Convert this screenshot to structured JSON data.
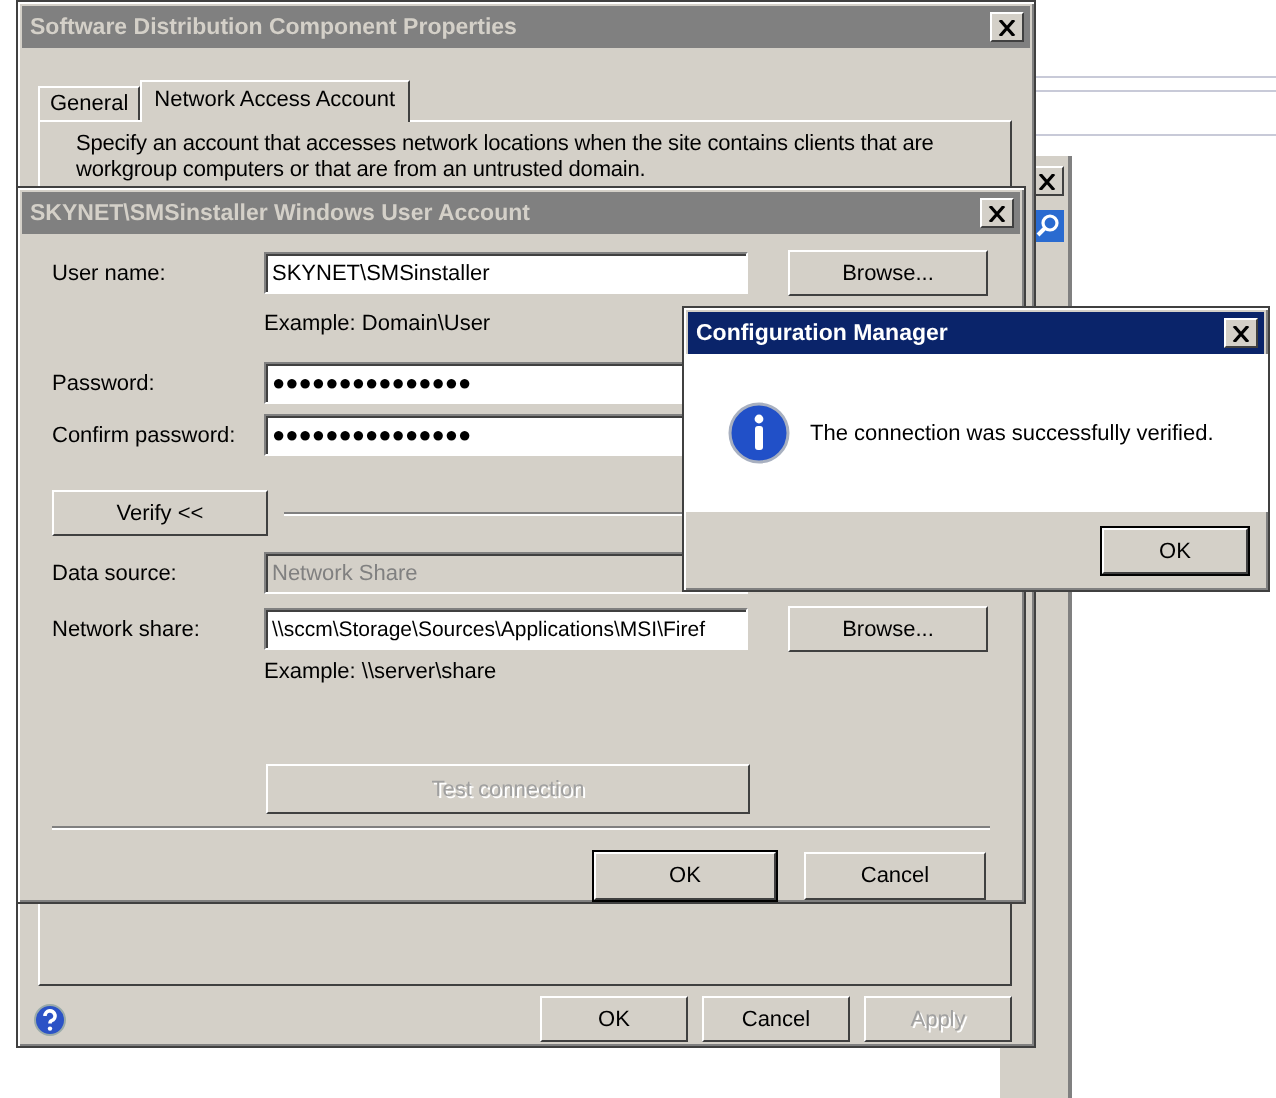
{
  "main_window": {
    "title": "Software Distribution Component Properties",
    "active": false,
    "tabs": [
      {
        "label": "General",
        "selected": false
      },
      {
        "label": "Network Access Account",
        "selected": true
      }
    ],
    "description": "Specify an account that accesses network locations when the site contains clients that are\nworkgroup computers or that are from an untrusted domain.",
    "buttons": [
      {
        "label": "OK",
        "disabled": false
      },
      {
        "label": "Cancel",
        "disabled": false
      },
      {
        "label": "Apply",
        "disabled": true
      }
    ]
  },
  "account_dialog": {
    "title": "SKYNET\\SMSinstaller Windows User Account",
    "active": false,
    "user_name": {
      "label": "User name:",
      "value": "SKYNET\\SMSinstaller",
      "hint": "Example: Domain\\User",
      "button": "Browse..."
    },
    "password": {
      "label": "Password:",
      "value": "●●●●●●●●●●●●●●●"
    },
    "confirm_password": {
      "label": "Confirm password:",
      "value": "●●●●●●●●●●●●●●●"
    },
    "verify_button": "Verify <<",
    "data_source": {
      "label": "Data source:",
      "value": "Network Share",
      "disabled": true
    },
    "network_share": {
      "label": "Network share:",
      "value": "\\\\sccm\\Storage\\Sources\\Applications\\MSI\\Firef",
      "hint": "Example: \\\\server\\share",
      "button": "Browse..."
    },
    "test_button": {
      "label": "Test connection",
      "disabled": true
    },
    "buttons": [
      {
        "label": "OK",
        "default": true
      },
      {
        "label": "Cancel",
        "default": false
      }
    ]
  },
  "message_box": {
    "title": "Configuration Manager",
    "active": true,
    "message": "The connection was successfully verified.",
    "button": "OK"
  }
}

:: Problem requirements ::
Could you repeat all of the material exactly? Pictures should not be copied.

:: Finished exercise ::
Convert this screenshot to structured JSON data.
{
  "main_window": {
    "title": "Software Distribution Component Properties",
    "active": false,
    "tabs": [
      {
        "label": "General",
        "selected": false
      },
      {
        "label": "Network Access Account",
        "selected": true
      }
    ],
    "description": "Specify an account that accesses network locations when the site contains clients that are\nworkgroup computers or that are from an untrusted domain.",
    "buttons": [
      {
        "label": "OK",
        "disabled": false
      },
      {
        "label": "Cancel",
        "disabled": false
      },
      {
        "label": "Apply",
        "disabled": true
      }
    ]
  },
  "account_dialog": {
    "title": "SKYNET\\SMSinstaller Windows User Account",
    "active": false,
    "user_name": {
      "label": "User name:",
      "value": "SKYNET\\SMSinstaller",
      "hint": "Example: Domain\\User",
      "button": "Browse..."
    },
    "password": {
      "label": "Password:",
      "value": "●●●●●●●●●●●●●●●"
    },
    "confirm_password": {
      "label": "Confirm password:",
      "value": "●●●●●●●●●●●●●●●"
    },
    "verify_button": "Verify <<",
    "data_source": {
      "label": "Data source:",
      "value": "Network Share",
      "disabled": true
    },
    "network_share": {
      "label": "Network share:",
      "value": "\\\\sccm\\Storage\\Sources\\Applications\\MSI\\Firef",
      "hint": "Example: \\\\server\\share",
      "button": "Browse..."
    },
    "test_button": {
      "label": "Test connection",
      "disabled": true
    },
    "buttons": [
      {
        "label": "OK",
        "default": true
      },
      {
        "label": "Cancel",
        "default": false
      }
    ]
  },
  "message_box": {
    "title": "Configuration Manager",
    "active": true,
    "message": "The connection was successfully verified.",
    "button": "OK"
  }
}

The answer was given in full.